**WHAT YOU ARE ASKED TO DO**
A faithful transcription of all the data is required.

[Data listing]
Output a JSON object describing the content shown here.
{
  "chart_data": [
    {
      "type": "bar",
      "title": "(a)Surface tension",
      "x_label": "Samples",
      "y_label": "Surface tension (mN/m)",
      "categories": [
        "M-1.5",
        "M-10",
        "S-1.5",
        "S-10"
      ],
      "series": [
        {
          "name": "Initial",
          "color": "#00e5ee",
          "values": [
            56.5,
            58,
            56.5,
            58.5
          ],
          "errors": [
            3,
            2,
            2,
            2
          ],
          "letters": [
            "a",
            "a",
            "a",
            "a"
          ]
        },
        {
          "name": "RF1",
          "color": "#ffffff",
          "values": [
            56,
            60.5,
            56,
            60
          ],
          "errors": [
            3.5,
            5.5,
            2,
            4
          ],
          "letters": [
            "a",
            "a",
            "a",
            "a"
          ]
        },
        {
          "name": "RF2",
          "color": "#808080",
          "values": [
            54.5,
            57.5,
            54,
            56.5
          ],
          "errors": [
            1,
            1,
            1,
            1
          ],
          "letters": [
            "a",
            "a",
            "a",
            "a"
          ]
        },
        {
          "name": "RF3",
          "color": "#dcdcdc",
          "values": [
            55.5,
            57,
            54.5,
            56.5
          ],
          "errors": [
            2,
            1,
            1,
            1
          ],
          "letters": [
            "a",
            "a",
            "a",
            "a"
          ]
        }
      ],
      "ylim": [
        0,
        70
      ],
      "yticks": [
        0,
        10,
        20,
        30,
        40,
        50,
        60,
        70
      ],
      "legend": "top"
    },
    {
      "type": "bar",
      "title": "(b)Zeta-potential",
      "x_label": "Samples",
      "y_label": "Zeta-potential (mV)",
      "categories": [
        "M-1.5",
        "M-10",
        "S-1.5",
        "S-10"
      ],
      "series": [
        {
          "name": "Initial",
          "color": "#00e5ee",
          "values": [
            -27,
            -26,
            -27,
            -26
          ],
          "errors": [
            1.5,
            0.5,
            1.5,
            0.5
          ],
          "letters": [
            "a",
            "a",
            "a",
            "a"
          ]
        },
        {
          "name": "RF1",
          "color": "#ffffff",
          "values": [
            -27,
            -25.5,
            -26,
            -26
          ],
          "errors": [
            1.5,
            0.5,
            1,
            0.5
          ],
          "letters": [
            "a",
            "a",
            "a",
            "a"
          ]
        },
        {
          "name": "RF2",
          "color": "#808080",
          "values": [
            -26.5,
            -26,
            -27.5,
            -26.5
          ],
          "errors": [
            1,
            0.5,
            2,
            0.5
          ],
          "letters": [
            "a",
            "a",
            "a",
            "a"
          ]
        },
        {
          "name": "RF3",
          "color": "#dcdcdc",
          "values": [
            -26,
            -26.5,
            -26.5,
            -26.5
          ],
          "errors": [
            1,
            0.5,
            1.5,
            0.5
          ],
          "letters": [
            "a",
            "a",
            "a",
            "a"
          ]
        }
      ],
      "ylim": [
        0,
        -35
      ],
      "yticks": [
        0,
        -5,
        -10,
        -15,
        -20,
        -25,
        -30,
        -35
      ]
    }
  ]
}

**SOLUTION**
Output a JSON object describing the content shown here.
{
  "chart_data": [
    {
      "type": "bar",
      "title": "(a)Surface tension",
      "x_label": "Samples",
      "y_label": "Surface tension (mN/m)",
      "categories": [
        "M-1.5",
        "M-10",
        "S-1.5",
        "S-10"
      ],
      "series": [
        {
          "name": "Initial",
          "color": "#00e5ee",
          "values": [
            56.5,
            58,
            56.5,
            58.5
          ],
          "errors": [
            3,
            2,
            2,
            2
          ],
          "letters": [
            "a",
            "a",
            "a",
            "a"
          ]
        },
        {
          "name": "RF1",
          "color": "#ffffff",
          "values": [
            56,
            60.5,
            56,
            60
          ],
          "errors": [
            3.5,
            5.5,
            2,
            4
          ],
          "letters": [
            "a",
            "a",
            "a",
            "a"
          ]
        },
        {
          "name": "RF2",
          "color": "#808080",
          "values": [
            54.5,
            57.5,
            54,
            56.5
          ],
          "errors": [
            1,
            1,
            1,
            1
          ],
          "letters": [
            "a",
            "a",
            "a",
            "a"
          ]
        },
        {
          "name": "RF3",
          "color": "#dcdcdc",
          "values": [
            55.5,
            57,
            54.5,
            56.5
          ],
          "errors": [
            2,
            1,
            1,
            1
          ],
          "letters": [
            "a",
            "a",
            "a",
            "a"
          ]
        }
      ],
      "ylim": [
        0,
        70
      ],
      "yticks": [
        0,
        10,
        20,
        30,
        40,
        50,
        60,
        70
      ],
      "legend": "top"
    },
    {
      "type": "bar",
      "title": "(b)Zeta-potential",
      "x_label": "Samples",
      "y_label": "Zeta-potential (mV)",
      "categories": [
        "M-1.5",
        "M-10",
        "S-1.5",
        "S-10"
      ],
      "series": [
        {
          "name": "Initial",
          "color": "#00e5ee",
          "values": [
            -27,
            -26,
            -27,
            -26
          ],
          "errors": [
            1.5,
            0.5,
            1.5,
            0.5
          ],
          "letters": [
            "a",
            "a",
            "a",
            "a"
          ]
        },
        {
          "name": "RF1",
          "color": "#ffffff",
          "values": [
            -27,
            -25.5,
            -26,
            -26
          ],
          "errors": [
            1.5,
            0.5,
            1,
            0.5
          ],
          "letters": [
            "a",
            "a",
            "a",
            "a"
          ]
        },
        {
          "name": "RF2",
          "color": "#808080",
          "values": [
            -26.5,
            -26,
            -27.5,
            -26.5
          ],
          "errors": [
            1,
            0.5,
            2,
            0.5
          ],
          "letters": [
            "a",
            "a",
            "a",
            "a"
          ]
        },
        {
          "name": "RF3",
          "color": "#dcdcdc",
          "values": [
            -26,
            -26.5,
            -26.5,
            -26.5
          ],
          "errors": [
            1,
            0.5,
            1.5,
            0.5
          ],
          "letters": [
            "a",
            "a",
            "a",
            "a"
          ]
        }
      ],
      "ylim": [
        0,
        -35
      ],
      "yticks": [
        0,
        -5,
        -10,
        -15,
        -20,
        -25,
        -30,
        -35
      ]
    }
  ]
}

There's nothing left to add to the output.